— PROMPT —
Repeat the material verbatim and drop the pictures.

----

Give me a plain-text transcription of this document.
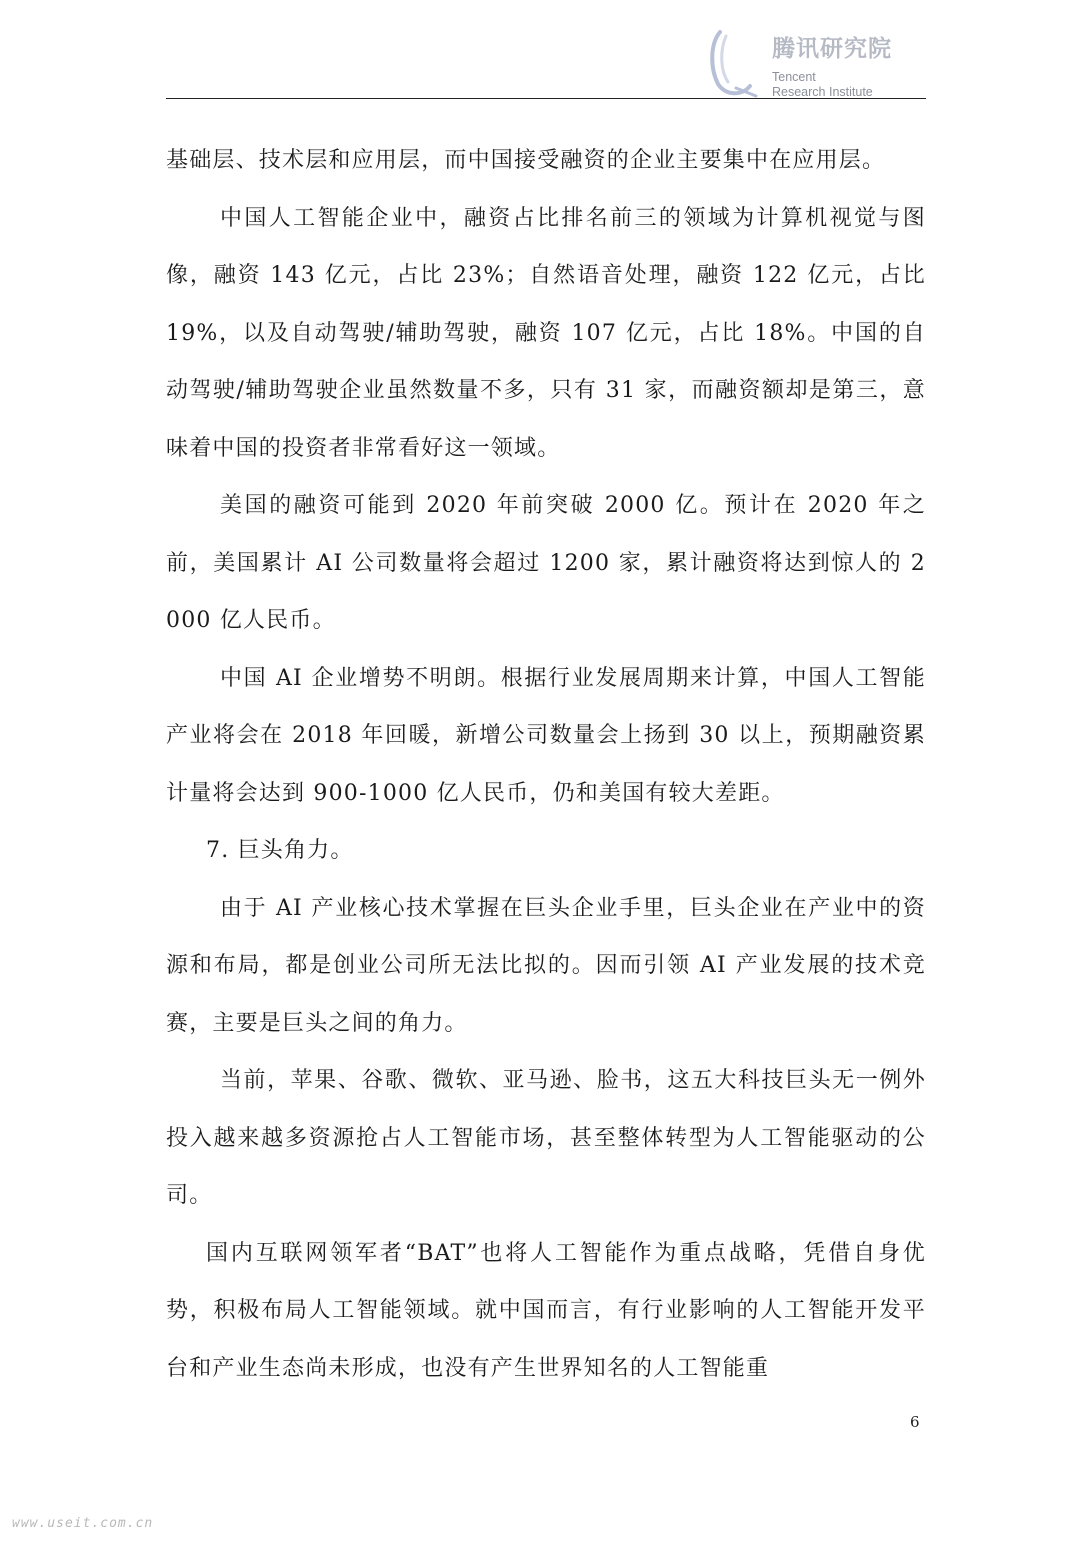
腾讯研究院
Tencent
Research Institute

基础层、技术层和应用层，而中国接受融资的企业主要集中在应用层。

中国人工智能企业中，融资占比排名前三的领域为计算机视觉与图像，融资 143 亿元，占比 23%；自然语音处理，融资 122 亿元，占比 19%，以及自动驾驶/辅助驾驶，融资 107 亿元，占比 18%。中国的自动驾驶/辅助驾驶企业虽然数量不多，只有 31 家，而融资额却是第三，意味着中国的投资者非常看好这一领域。

美国的融资可能到 2020 年前突破 2000 亿。预计在 2020 年之前，美国累计 AI 公司数量将会超过 1200 家，累计融资将达到惊人的 2000 亿人民币。

中国 AI 企业增势不明朗。根据行业发展周期来计算，中国人工智能产业将会在 2018 年回暖，新增公司数量会上扬到 30 以上，预期融资累计量将会达到 900-1000 亿人民币，仍和美国有较大差距。

7. 巨头角力。

由于 AI 产业核心技术掌握在巨头企业手里，巨头企业在产业中的资源和布局，都是创业公司所无法比拟的。因而引领 AI 产业发展的技术竞赛，主要是巨头之间的角力。

当前，苹果、谷歌、微软、亚马逊、脸书，这五大科技巨头无一例外投入越来越多资源抢占人工智能市场，甚至整体转型为人工智能驱动的公司。

国内互联网领军者“BAT”也将人工智能作为重点战略，凭借自身优势，积极布局人工智能领域。就中国而言，有行业影响的人工智能开发平台和产业生态尚未形成，也没有产生世界知名的人工智能重

6
www.useit.com.cn
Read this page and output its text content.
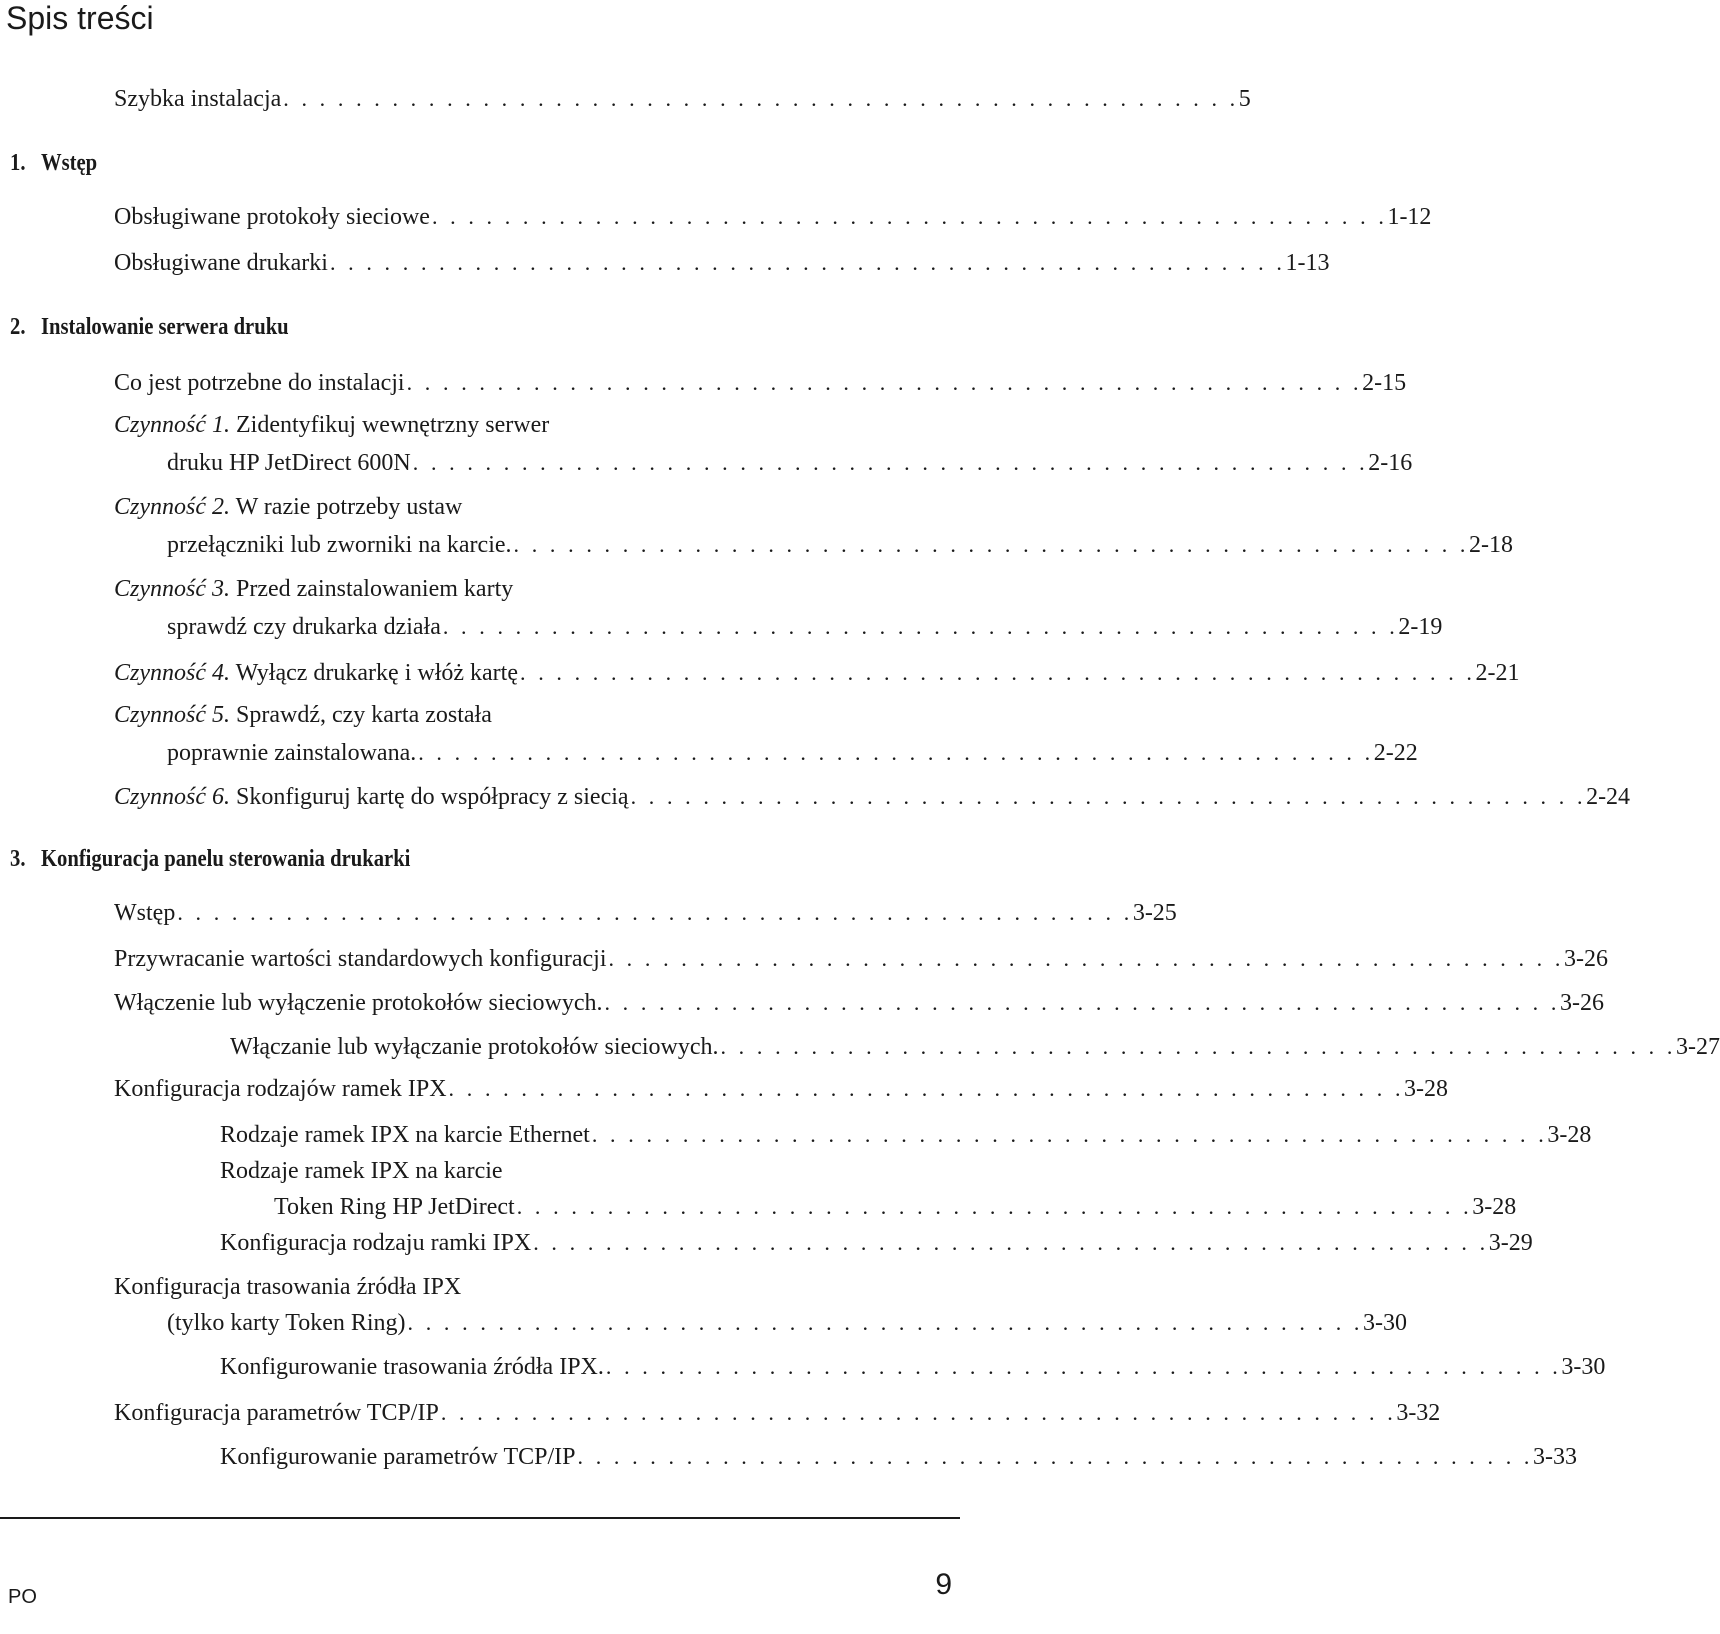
Spis treści
Szybka instalacja . . . . . . . . . . . . . . . . . . . . . . . . . . . . . . . . . . . . . . . . . . . . . . . . . . . . . 5
1. Wstęp
Obsługiwane protokoły sieciowe . . . . . . . . . . . . . . . . . . . . . . . . . . . . . . . . . . . . . . . . . . . . . . . . . . . . . 1-12
Obsługiwane drukarki . . . . . . . . . . . . . . . . . . . . . . . . . . . . . . . . . . . . . . . . . . . . . . . . . . . . . 1-13
2. Instalowanie serwera druku
Co jest potrzebne do instalacji . . . . . . . . . . . . . . . . . . . . . . . . . . . . . . . . . . . . . . . . . . . . . . . . . . . . . 2-15
Czynność 1. Zidentyfikuj wewnętrzny serwer
druku HP JetDirect 600N . . . . . . . . . . . . . . . . . . . . . . . . . . . . . . . . . . . . . . . . . . . . . . . . . . . . . 2-16
Czynność 2. W razie potrzeby ustaw
przełączniki lub zworniki na karcie. . . . . . . . . . . . . . . . . . . . . . . . . . . . . . . . . . . . . . . . . . . . . . . . . . . . . . 2-18
Czynność 3. Przed zainstalowaniem karty
sprawdź czy drukarka działa . . . . . . . . . . . . . . . . . . . . . . . . . . . . . . . . . . . . . . . . . . . . . . . . . . . . . 2-19
Czynność 4. Wyłącz drukarkę i włóż kartę . . . . . . . . . . . . . . . . . . . . . . . . . . . . . . . . . . . . . . . . . . . . . . . . . . . . . 2-21
Czynność 5. Sprawdź, czy karta została
poprawnie zainstalowana. . . . . . . . . . . . . . . . . . . . . . . . . . . . . . . . . . . . . . . . . . . . . . . . . . . . . . 2-22
Czynność 6. Skonfiguruj kartę do współpracy z siecią . . . . . . . . . . . . . . . . . . . . . . . . . . . . . . . . . . . . . . . . . . . . . . . . . . . . . 2-24
3. Konfiguracja panelu sterowania drukarki
Wstęp . . . . . . . . . . . . . . . . . . . . . . . . . . . . . . . . . . . . . . . . . . . . . . . . . . . . . 3-25
Przywracanie wartości standardowych konfiguracji . . . . . . . . . . . . . . . . . . . . . . . . . . . . . . . . . . . . . . . . . . . . . . . . . . . . . 3-26
Włączenie lub wyłączenie protokołów sieciowych. . . . . . . . . . . . . . . . . . . . . . . . . . . . . . . . . . . . . . . . . . . . . . . . . . . . . . 3-26
Włączanie lub wyłączanie protokołów sieciowych. . . . . . . . . . . . . . . . . . . . . . . . . . . . . . . . . . . . . . . . . . . . . . . . . . . . . . 3-27
Konfiguracja rodzajów ramek IPX . . . . . . . . . . . . . . . . . . . . . . . . . . . . . . . . . . . . . . . . . . . . . . . . . . . . . 3-28
Rodzaje ramek IPX na karcie Ethernet . . . . . . . . . . . . . . . . . . . . . . . . . . . . . . . . . . . . . . . . . . . . . . . . . . . . . 3-28
Rodzaje ramek IPX na karcie
Token Ring HP JetDirect . . . . . . . . . . . . . . . . . . . . . . . . . . . . . . . . . . . . . . . . . . . . . . . . . . . . . 3-28
Konfiguracja rodzaju ramki IPX . . . . . . . . . . . . . . . . . . . . . . . . . . . . . . . . . . . . . . . . . . . . . . . . . . . . . 3-29
Konfiguracja trasowania źródła IPX
(tylko karty Token Ring) . . . . . . . . . . . . . . . . . . . . . . . . . . . . . . . . . . . . . . . . . . . . . . . . . . . . . 3-30
Konfigurowanie trasowania źródła IPX. . . . . . . . . . . . . . . . . . . . . . . . . . . . . . . . . . . . . . . . . . . . . . . . . . . . . . 3-30
Konfiguracja parametrów TCP/IP . . . . . . . . . . . . . . . . . . . . . . . . . . . . . . . . . . . . . . . . . . . . . . . . . . . . . 3-32
Konfigurowanie parametrów TCP/IP . . . . . . . . . . . . . . . . . . . . . . . . . . . . . . . . . . . . . . . . . . . . . . . . . . . . . 3-33
PO	9
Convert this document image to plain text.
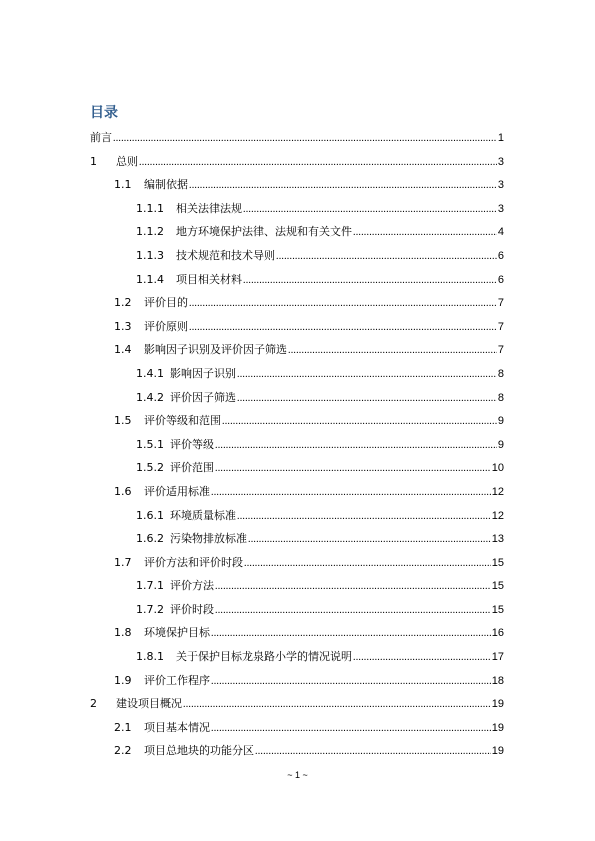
目录
前言 .....	1
1	总则 .....	3
1.1	编制依据 .....	3
1.1.1	相关法律法规 .....	3
1.1.2	地方环境保护法律、法规和有关文件 .....	4
1.1.3	技术规范和技术导则 .....	6
1.1.4	项目相关材料 .....	6
1.2	评价目的 .....	7
1.3	评价原则 .....	7
1.4	影响因子识别及评价因子筛选 .....	7
1.4.1 影响因子识别 .....	8
1.4.2 评价因子筛选 .....	8
1.5	评价等级和范围 .....	9
1.5.1 评价等级 .....	9
1.5.2 评价范围 .....	10
1.6	评价适用标准 .....	12
1.6.1 环境质量标准 .....	12
1.6.2 污染物排放标准 .....	13
1.7	评价方法和评价时段 .....	15
1.7.1 评价方法 .....	15
1.7.2 评价时段 .....	15
1.8	环境保护目标 .....	16
1.8.1	关于保护目标龙泉路小学的情况说明 .....	17
1.9	评价工作程序 .....	18
2	建设项目概况 .....	19
2.1	项目基本情况 .....	19
2.2	项目总地块的功能分区 .....	19
~ 1 ~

----

— TASK OUTPUT —
Give me a plain-text transcription of this document.
腾讯研究院
Tencent
Research Institute

基础层、技术层和应用层，而中国接受融资的企业主要集中在应用层。

中国人工智能企业中，融资占比排名前三的领域为计算机视觉与图像，融资 143 亿元，占比 23%；自然语音处理，融资 122 亿元，占比 19%，以及自动驾驶/辅助驾驶，融资 107 亿元，占比 18%。中国的自动驾驶/辅助驾驶企业虽然数量不多，只有 31 家，而融资额却是第三，意味着中国的投资者非常看好这一领域。

美国的融资可能到 2020 年前突破 2000 亿。预计在 2020 年之前，美国累计 AI 公司数量将会超过 1200 家，累计融资将达到惊人的 2000 亿人民币。

中国 AI 企业增势不明朗。根据行业发展周期来计算，中国人工智能产业将会在 2018 年回暖，新增公司数量会上扬到 30 以上，预期融资累计量将会达到 900-1000 亿人民币，仍和美国有较大差距。

7. 巨头角力。

由于 AI 产业核心技术掌握在巨头企业手里，巨头企业在产业中的资源和布局，都是创业公司所无法比拟的。因而引领 AI 产业发展的技术竞赛，主要是巨头之间的角力。

当前，苹果、谷歌、微软、亚马逊、脸书，这五大科技巨头无一例外投入越来越多资源抢占人工智能市场，甚至整体转型为人工智能驱动的公司。

国内互联网领军者“BAT”也将人工智能作为重点战略，凭借自身优势，积极布局人工智能领域。就中国而言，有行业影响的人工智能开发平台和产业生态尚未形成，也没有产生世界知名的人工智能重

6
www.useit.com.cn
Read this page and output its text content.
Spis treści
Szybka instalacja . . . . . . . . . . . . . . . . . . . . . . . . . . . . . . . . . . . . . . . . . . . . . . . . . . . . . 5
1. Wstęp
Obsługiwane protokoły sieciowe . . . . . . . . . . . . . . . . . . . . . . . . . . . . . . . . . . . . . . . . . . . . . . . . . . . . . 1-12
Obsługiwane drukarki . . . . . . . . . . . . . . . . . . . . . . . . . . . . . . . . . . . . . . . . . . . . . . . . . . . . . 1-13
2. Instalowanie serwera druku
Co jest potrzebne do instalacji . . . . . . . . . . . . . . . . . . . . . . . . . . . . . . . . . . . . . . . . . . . . . . . . . . . . . 2-15
Czynność 1. Zidentyfikuj wewnętrzny serwer
druku HP JetDirect 600N . . . . . . . . . . . . . . . . . . . . . . . . . . . . . . . . . . . . . . . . . . . . . . . . . . . . . 2-16
Czynność 2. W razie potrzeby ustaw
przełączniki lub zworniki na karcie. . . . . . . . . . . . . . . . . . . . . . . . . . . . . . . . . . . . . . . . . . . . . . . . . . . . . . 2-18
Czynność 3. Przed zainstalowaniem karty
sprawdź czy drukarka działa . . . . . . . . . . . . . . . . . . . . . . . . . . . . . . . . . . . . . . . . . . . . . . . . . . . . . 2-19
Czynność 4. Wyłącz drukarkę i włóż kartę . . . . . . . . . . . . . . . . . . . . . . . . . . . . . . . . . . . . . . . . . . . . . . . . . . . . . 2-21
Czynność 5. Sprawdź, czy karta została
poprawnie zainstalowana. . . . . . . . . . . . . . . . . . . . . . . . . . . . . . . . . . . . . . . . . . . . . . . . . . . . . . 2-22
Czynność 6. Skonfiguruj kartę do współpracy z siecią . . . . . . . . . . . . . . . . . . . . . . . . . . . . . . . . . . . . . . . . . . . . . . . . . . . . . 2-24
3. Konfiguracja panelu sterowania drukarki
Wstęp . . . . . . . . . . . . . . . . . . . . . . . . . . . . . . . . . . . . . . . . . . . . . . . . . . . . . 3-25
Przywracanie wartości standardowych konfiguracji . . . . . . . . . . . . . . . . . . . . . . . . . . . . . . . . . . . . . . . . . . . . . . . . . . . . . 3-26
Włączenie lub wyłączenie protokołów sieciowych. . . . . . . . . . . . . . . . . . . . . . . . . . . . . . . . . . . . . . . . . . . . . . . . . . . . . . 3-26
Włączanie lub wyłączanie protokołów sieciowych. . . . . . . . . . . . . . . . . . . . . . . . . . . . . . . . . . . . . . . . . . . . . . . . . . . . . . 3-27
Konfiguracja rodzajów ramek IPX . . . . . . . . . . . . . . . . . . . . . . . . . . . . . . . . . . . . . . . . . . . . . . . . . . . . . 3-28
Rodzaje ramek IPX na karcie Ethernet . . . . . . . . . . . . . . . . . . . . . . . . . . . . . . . . . . . . . . . . . . . . . . . . . . . . . 3-28
Rodzaje ramek IPX na karcie
Token Ring HP JetDirect . . . . . . . . . . . . . . . . . . . . . . . . . . . . . . . . . . . . . . . . . . . . . . . . . . . . . 3-28
Konfiguracja rodzaju ramki IPX . . . . . . . . . . . . . . . . . . . . . . . . . . . . . . . . . . . . . . . . . . . . . . . . . . . . . 3-29
Konfiguracja trasowania źródła IPX
(tylko karty Token Ring) . . . . . . . . . . . . . . . . . . . . . . . . . . . . . . . . . . . . . . . . . . . . . . . . . . . . . 3-30
Konfigurowanie trasowania źródła IPX. . . . . . . . . . . . . . . . . . . . . . . . . . . . . . . . . . . . . . . . . . . . . . . . . . . . . . 3-30
Konfiguracja parametrów TCP/IP . . . . . . . . . . . . . . . . . . . . . . . . . . . . . . . . . . . . . . . . . . . . . . . . . . . . . 3-32
Konfigurowanie parametrów TCP/IP . . . . . . . . . . . . . . . . . . . . . . . . . . . . . . . . . . . . . . . . . . . . . . . . . . . . . 3-33
PO	9
Convert this document image to plain text.
目录
前言 .....	1
1	总则 .....	3
1.1	编制依据 .....	3
1.1.1	相关法律法规 .....	3
1.1.2	地方环境保护法律、法规和有关文件 .....	4
1.1.3	技术规范和技术导则 .....	6
1.1.4	项目相关材料 .....	6
1.2	评价目的 .....	7
1.3	评价原则 .....	7
1.4	影响因子识别及评价因子筛选 .....	7
1.4.1 影响因子识别 .....	8
1.4.2 评价因子筛选 .....	8
1.5	评价等级和范围 .....	9
1.5.1 评价等级 .....	9
1.5.2 评价范围 .....	10
1.6	评价适用标准 .....	12
1.6.1 环境质量标准 .....	12
1.6.2 污染物排放标准 .....	13
1.7	评价方法和评价时段 .....	15
1.7.1 评价方法 .....	15
1.7.2 评价时段 .....	15
1.8	环境保护目标 .....	16
1.8.1	关于保护目标龙泉路小学的情况说明 .....	17
1.9	评价工作程序 .....	18
2	建设项目概况 .....	19
2.1	项目基本情况 .....	19
2.2	项目总地块的功能分区 .....	19
~ 1 ~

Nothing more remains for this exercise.